Return all of the entries exactly as written.

Stored data

=-=-=-=-=

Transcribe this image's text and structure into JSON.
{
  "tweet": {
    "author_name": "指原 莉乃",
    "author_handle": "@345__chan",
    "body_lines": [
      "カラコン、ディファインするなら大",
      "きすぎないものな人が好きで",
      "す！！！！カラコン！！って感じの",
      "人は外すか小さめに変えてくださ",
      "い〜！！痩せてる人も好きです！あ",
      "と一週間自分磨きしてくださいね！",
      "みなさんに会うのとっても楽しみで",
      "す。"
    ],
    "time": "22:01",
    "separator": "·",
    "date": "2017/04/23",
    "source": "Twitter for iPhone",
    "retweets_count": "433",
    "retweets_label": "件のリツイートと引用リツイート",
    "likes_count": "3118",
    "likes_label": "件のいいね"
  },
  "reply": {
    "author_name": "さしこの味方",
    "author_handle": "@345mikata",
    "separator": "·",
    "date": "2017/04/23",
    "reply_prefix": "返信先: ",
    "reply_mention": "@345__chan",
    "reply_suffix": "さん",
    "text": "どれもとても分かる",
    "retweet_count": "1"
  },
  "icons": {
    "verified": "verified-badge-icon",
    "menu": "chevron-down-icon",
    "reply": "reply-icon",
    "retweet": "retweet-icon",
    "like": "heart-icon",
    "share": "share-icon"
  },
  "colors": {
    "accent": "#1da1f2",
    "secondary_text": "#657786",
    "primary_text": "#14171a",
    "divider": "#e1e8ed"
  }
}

=-=-=-=-=

Full answer
Transcribe this image's text and structure into JSON.
{
  "tweet": {
    "author_name": "指原 莉乃",
    "author_handle": "@345__chan",
    "body_lines": [
      "カラコン、ディファインするなら大",
      "きすぎないものな人が好きで",
      "す！！！！カラコン！！って感じの",
      "人は外すか小さめに変えてくださ",
      "い〜！！痩せてる人も好きです！あ",
      "と一週間自分磨きしてくださいね！",
      "みなさんに会うのとっても楽しみで",
      "す。"
    ],
    "time": "22:01",
    "separator": "·",
    "date": "2017/04/23",
    "source": "Twitter for iPhone",
    "retweets_count": "433",
    "retweets_label": "件のリツイートと引用リツイート",
    "likes_count": "3118",
    "likes_label": "件のいいね"
  },
  "reply": {
    "author_name": "さしこの味方",
    "author_handle": "@345mikata",
    "separator": "·",
    "date": "2017/04/23",
    "reply_prefix": "返信先: ",
    "reply_mention": "@345__chan",
    "reply_suffix": "さん",
    "text": "どれもとても分かる",
    "retweet_count": "1"
  },
  "icons": {
    "verified": "verified-badge-icon",
    "menu": "chevron-down-icon",
    "reply": "reply-icon",
    "retweet": "retweet-icon",
    "like": "heart-icon",
    "share": "share-icon"
  },
  "colors": {
    "accent": "#1da1f2",
    "secondary_text": "#657786",
    "primary_text": "#14171a",
    "divider": "#e1e8ed"
  }
}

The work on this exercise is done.